## start The data

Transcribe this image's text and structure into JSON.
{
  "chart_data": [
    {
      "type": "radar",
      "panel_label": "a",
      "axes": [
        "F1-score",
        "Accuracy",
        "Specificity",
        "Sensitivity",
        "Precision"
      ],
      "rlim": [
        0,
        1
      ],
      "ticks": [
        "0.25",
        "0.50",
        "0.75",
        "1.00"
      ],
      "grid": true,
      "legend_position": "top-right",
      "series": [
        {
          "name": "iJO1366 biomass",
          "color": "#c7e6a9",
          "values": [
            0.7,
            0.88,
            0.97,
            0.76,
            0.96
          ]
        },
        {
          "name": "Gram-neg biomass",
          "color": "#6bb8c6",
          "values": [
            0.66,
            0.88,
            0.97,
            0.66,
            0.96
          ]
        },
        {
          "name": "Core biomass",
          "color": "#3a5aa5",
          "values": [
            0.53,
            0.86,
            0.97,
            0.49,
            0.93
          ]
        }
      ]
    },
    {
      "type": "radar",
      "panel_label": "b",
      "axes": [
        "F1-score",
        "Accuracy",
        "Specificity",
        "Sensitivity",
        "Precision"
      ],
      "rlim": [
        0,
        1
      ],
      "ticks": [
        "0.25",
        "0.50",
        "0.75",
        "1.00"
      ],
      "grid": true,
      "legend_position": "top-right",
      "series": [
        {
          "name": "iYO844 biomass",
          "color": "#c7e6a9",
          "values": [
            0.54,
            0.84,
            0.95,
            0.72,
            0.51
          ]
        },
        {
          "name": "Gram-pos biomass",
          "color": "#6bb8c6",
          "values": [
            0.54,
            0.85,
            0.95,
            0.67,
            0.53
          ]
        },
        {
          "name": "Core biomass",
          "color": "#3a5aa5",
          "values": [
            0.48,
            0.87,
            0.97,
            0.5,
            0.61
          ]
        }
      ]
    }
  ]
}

## end The data

Exercise details: Print every entry exactly as it appears.

Exercise solution:
Transcribe this image's text and structure into JSON.
{
  "chart_data": [
    {
      "type": "radar",
      "panel_label": "a",
      "axes": [
        "F1-score",
        "Accuracy",
        "Specificity",
        "Sensitivity",
        "Precision"
      ],
      "rlim": [
        0,
        1
      ],
      "ticks": [
        "0.25",
        "0.50",
        "0.75",
        "1.00"
      ],
      "grid": true,
      "legend_position": "top-right",
      "series": [
        {
          "name": "iJO1366 biomass",
          "color": "#c7e6a9",
          "values": [
            0.7,
            0.88,
            0.97,
            0.76,
            0.96
          ]
        },
        {
          "name": "Gram-neg biomass",
          "color": "#6bb8c6",
          "values": [
            0.66,
            0.88,
            0.97,
            0.66,
            0.96
          ]
        },
        {
          "name": "Core biomass",
          "color": "#3a5aa5",
          "values": [
            0.53,
            0.86,
            0.97,
            0.49,
            0.93
          ]
        }
      ]
    },
    {
      "type": "radar",
      "panel_label": "b",
      "axes": [
        "F1-score",
        "Accuracy",
        "Specificity",
        "Sensitivity",
        "Precision"
      ],
      "rlim": [
        0,
        1
      ],
      "ticks": [
        "0.25",
        "0.50",
        "0.75",
        "1.00"
      ],
      "grid": true,
      "legend_position": "top-right",
      "series": [
        {
          "name": "iYO844 biomass",
          "color": "#c7e6a9",
          "values": [
            0.54,
            0.84,
            0.95,
            0.72,
            0.51
          ]
        },
        {
          "name": "Gram-pos biomass",
          "color": "#6bb8c6",
          "values": [
            0.54,
            0.85,
            0.95,
            0.67,
            0.53
          ]
        },
        {
          "name": "Core biomass",
          "color": "#3a5aa5",
          "values": [
            0.48,
            0.87,
            0.97,
            0.5,
            0.61
          ]
        }
      ]
    }
  ]
}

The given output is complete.